DIRECTION -
Go through the listing and return every line with "from" in it.

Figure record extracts
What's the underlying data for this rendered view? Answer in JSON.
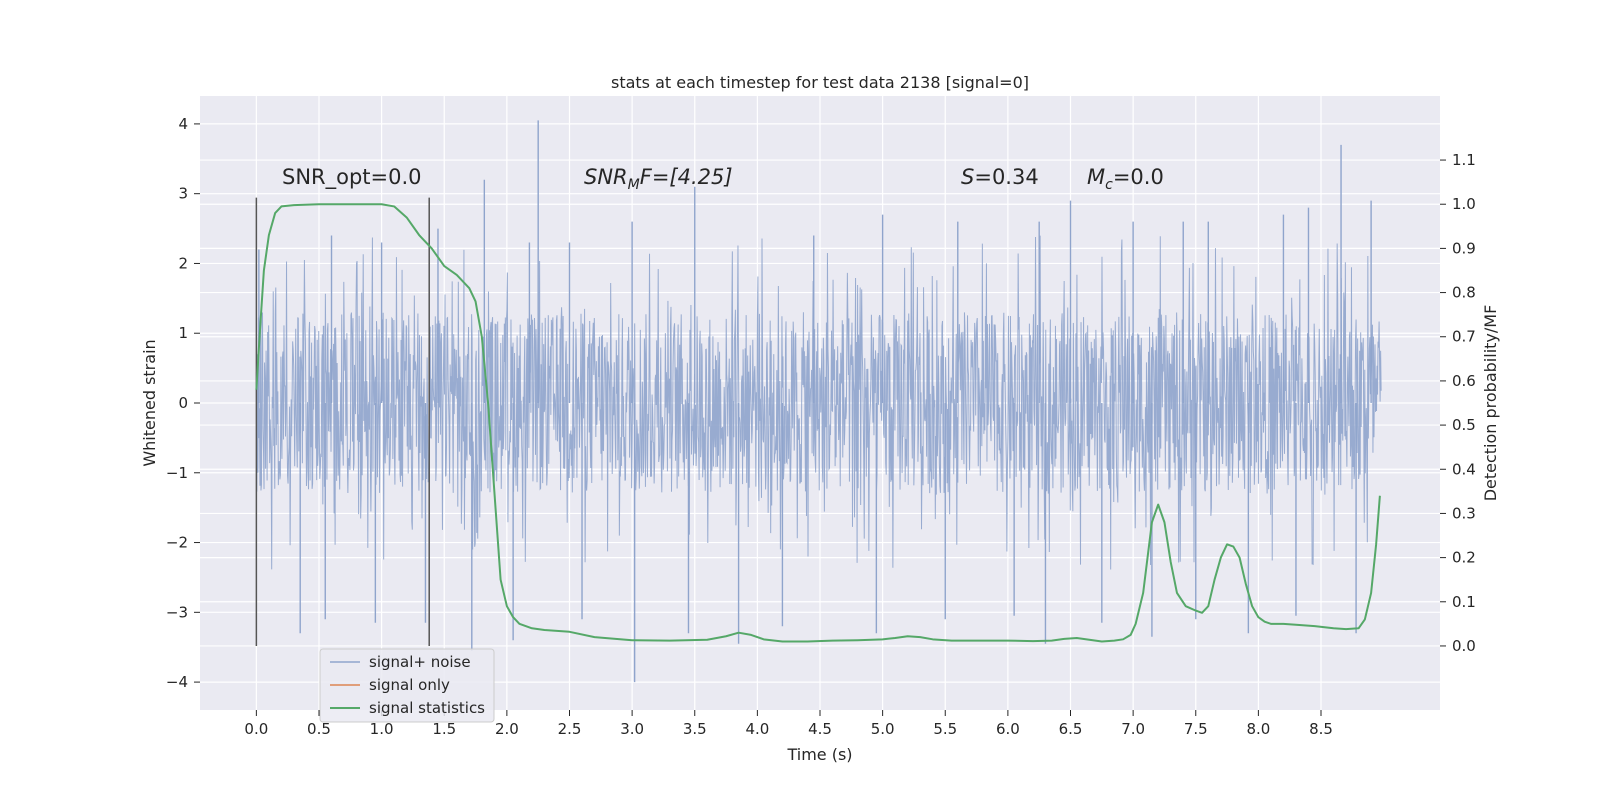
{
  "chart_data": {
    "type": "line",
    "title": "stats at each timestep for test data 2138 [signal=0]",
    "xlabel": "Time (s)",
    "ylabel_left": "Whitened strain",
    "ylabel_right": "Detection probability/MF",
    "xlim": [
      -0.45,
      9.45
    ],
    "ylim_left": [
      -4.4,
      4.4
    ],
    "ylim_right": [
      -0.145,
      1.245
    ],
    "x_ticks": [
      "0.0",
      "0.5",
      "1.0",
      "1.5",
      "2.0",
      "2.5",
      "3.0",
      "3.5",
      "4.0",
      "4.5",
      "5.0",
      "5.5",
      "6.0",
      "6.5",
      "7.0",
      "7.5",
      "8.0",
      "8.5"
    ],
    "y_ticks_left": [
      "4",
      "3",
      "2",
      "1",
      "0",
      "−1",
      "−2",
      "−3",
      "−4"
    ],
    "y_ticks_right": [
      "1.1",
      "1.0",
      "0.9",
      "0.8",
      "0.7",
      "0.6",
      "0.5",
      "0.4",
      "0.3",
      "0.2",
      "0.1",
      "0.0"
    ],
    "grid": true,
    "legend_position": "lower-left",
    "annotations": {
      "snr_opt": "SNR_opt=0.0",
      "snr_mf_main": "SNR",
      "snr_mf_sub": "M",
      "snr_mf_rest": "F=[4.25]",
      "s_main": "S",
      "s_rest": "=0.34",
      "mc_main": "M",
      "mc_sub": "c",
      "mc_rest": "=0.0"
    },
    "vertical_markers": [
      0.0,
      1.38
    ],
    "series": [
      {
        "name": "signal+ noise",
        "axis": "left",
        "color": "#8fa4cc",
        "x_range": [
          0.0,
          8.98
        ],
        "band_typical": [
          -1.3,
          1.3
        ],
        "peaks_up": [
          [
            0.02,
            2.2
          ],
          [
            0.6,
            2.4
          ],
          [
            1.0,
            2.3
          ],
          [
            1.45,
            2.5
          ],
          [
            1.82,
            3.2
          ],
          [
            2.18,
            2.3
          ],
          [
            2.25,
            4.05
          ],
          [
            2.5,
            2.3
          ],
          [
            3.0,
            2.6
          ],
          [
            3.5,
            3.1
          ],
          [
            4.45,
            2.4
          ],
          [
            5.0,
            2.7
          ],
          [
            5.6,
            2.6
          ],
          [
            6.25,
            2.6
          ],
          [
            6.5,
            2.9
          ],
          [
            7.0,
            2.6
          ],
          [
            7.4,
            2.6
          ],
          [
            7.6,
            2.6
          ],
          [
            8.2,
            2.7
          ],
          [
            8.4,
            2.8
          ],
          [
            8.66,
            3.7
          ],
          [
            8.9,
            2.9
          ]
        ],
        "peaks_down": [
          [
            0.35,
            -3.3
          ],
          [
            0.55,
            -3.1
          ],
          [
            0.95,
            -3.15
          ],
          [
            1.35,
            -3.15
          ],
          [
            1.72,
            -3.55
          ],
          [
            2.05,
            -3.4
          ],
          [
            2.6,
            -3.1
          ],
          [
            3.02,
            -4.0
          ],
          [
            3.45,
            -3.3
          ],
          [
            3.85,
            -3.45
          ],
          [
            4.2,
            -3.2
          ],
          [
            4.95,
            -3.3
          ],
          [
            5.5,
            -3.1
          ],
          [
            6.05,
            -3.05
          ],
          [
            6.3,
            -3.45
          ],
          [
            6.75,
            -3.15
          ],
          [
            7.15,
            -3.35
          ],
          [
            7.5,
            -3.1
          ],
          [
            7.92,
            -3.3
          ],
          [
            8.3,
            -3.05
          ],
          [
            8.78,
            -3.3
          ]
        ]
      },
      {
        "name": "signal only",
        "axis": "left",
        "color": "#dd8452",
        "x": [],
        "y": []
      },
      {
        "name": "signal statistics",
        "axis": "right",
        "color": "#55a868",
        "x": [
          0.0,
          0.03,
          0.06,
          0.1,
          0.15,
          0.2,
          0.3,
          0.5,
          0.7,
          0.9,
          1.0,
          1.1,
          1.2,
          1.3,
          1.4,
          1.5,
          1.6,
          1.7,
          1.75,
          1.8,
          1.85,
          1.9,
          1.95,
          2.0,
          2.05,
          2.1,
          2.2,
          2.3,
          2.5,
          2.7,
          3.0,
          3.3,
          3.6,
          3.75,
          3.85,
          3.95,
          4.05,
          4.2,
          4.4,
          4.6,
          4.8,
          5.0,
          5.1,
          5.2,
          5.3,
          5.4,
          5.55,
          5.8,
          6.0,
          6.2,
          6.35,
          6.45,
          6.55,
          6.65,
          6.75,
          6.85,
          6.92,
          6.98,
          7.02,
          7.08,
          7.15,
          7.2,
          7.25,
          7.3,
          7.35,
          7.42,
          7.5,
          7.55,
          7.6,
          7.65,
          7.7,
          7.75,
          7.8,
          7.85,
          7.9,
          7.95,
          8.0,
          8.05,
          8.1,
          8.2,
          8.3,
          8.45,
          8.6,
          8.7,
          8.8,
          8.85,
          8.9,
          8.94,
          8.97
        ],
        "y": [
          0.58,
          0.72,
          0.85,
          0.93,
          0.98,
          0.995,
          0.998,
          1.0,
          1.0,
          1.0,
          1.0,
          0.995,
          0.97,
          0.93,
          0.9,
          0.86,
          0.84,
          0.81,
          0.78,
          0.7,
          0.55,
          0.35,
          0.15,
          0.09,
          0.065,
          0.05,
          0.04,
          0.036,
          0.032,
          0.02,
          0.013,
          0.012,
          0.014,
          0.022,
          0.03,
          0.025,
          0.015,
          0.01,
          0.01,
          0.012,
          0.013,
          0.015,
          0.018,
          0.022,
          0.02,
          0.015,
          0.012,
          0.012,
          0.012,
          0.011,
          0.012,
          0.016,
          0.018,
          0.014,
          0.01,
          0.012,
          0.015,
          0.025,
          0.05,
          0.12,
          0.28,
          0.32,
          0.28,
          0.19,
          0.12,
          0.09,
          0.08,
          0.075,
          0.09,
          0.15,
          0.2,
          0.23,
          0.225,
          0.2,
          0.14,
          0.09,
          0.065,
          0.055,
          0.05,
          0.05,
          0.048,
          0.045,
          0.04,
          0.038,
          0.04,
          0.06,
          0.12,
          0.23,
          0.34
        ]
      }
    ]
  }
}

* * *

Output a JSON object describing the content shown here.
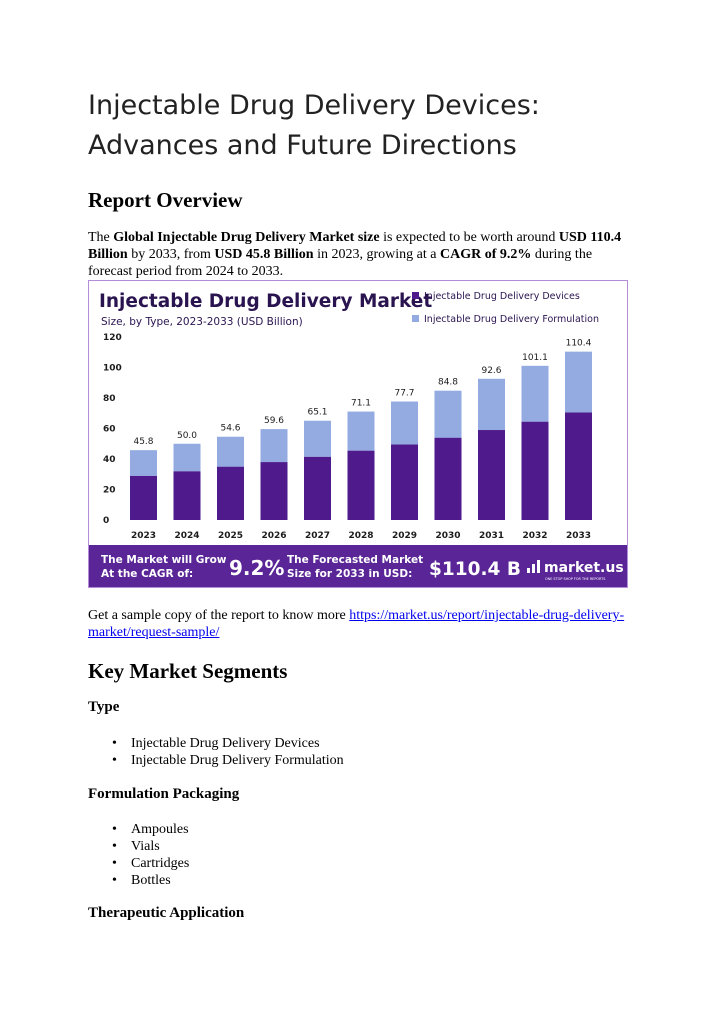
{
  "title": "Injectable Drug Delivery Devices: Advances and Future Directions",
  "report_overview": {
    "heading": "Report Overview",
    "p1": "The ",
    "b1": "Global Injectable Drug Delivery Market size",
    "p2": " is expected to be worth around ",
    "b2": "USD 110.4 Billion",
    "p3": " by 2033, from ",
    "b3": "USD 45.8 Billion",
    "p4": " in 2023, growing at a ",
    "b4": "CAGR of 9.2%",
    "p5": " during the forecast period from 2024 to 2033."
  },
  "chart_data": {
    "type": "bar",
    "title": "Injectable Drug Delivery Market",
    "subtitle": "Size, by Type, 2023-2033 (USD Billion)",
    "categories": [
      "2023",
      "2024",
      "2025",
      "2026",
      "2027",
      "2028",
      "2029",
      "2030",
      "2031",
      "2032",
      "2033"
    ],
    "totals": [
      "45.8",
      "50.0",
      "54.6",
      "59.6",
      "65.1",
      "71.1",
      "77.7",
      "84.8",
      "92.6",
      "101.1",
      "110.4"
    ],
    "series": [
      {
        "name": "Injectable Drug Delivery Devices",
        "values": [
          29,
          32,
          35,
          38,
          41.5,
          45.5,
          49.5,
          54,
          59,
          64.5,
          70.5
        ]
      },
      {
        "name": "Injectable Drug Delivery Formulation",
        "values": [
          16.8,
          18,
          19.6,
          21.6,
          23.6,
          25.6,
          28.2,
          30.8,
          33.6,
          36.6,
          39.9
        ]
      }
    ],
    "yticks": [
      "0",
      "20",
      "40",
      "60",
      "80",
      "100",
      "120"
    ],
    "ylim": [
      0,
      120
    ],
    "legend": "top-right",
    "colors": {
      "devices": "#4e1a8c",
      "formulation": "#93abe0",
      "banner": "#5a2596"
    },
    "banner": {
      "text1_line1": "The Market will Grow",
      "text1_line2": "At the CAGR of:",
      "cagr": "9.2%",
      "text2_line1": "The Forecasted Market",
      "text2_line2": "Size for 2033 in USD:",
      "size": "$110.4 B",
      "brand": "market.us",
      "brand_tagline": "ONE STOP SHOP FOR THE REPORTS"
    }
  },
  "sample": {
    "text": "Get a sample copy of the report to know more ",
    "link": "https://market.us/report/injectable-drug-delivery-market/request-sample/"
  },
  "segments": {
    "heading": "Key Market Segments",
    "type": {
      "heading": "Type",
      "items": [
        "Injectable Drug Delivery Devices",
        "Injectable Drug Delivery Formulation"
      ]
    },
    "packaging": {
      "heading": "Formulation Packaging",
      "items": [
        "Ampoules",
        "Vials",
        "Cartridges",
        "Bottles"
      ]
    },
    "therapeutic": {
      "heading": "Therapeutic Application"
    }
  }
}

---

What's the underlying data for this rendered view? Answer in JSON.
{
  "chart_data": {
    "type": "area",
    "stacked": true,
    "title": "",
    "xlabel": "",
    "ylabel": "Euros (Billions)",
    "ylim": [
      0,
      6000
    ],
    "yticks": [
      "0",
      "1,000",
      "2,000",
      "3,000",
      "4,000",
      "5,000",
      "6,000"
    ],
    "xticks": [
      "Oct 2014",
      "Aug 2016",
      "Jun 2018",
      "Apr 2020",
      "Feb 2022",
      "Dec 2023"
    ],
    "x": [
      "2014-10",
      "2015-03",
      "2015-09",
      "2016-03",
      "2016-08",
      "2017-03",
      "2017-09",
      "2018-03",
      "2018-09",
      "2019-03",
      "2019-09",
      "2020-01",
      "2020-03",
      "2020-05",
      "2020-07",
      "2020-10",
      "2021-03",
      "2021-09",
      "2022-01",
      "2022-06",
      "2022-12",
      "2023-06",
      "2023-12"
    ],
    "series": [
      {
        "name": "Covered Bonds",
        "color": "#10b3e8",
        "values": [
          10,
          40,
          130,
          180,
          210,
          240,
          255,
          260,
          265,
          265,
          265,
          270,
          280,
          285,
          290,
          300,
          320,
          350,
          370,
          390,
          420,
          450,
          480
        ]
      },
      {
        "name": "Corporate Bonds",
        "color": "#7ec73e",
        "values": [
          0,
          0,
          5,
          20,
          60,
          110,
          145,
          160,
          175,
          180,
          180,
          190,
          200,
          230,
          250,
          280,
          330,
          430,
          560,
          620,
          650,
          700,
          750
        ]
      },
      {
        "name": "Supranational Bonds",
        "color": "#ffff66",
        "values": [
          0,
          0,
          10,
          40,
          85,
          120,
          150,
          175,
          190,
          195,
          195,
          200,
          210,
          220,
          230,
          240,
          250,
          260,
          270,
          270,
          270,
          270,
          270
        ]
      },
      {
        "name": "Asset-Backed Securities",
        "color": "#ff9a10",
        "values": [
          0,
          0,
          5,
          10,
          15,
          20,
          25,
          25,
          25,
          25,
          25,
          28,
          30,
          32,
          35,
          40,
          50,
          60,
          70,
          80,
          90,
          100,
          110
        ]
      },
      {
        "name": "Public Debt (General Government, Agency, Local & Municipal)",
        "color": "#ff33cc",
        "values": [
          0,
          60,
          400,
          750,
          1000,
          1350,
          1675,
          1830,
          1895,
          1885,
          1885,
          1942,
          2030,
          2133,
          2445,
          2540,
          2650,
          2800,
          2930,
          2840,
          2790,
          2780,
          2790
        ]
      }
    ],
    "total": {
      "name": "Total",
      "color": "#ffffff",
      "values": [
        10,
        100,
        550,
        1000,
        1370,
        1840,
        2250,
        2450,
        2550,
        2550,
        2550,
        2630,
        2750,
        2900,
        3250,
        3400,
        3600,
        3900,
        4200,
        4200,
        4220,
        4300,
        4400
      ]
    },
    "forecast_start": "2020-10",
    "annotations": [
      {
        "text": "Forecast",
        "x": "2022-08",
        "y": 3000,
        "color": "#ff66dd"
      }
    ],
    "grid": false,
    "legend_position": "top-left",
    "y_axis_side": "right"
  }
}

COMPLETE RESPONSE -
    "p3": " by 2033, from ",
    "p5": " during the forecast period from 2024 to 2033."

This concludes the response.